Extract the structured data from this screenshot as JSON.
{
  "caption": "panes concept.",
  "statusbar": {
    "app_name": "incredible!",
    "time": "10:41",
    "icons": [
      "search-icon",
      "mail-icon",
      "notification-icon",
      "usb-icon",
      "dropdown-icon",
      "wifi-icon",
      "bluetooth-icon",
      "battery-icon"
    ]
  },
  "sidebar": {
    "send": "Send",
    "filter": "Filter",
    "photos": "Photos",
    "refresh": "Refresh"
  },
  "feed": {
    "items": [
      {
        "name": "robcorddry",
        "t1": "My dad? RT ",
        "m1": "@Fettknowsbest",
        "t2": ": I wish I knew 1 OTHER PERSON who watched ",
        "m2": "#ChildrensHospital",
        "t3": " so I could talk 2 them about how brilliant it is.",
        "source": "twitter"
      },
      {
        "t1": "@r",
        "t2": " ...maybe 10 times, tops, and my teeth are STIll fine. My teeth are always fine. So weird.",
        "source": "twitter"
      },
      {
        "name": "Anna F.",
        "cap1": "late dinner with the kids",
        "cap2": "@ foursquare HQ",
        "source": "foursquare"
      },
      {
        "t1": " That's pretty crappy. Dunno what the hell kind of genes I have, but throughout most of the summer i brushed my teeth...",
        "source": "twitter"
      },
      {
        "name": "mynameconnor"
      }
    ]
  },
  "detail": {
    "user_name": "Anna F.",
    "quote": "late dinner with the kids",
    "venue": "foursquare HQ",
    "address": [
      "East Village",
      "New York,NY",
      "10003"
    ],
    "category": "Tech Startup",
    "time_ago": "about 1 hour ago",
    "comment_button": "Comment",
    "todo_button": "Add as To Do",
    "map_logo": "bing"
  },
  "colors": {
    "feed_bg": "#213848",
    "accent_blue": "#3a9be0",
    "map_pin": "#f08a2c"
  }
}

-- -- --

If a line in the records includes the string "kids", copy it.

        "cap1": "late dinner with the kids",
    "quote": "late dinner with the kids",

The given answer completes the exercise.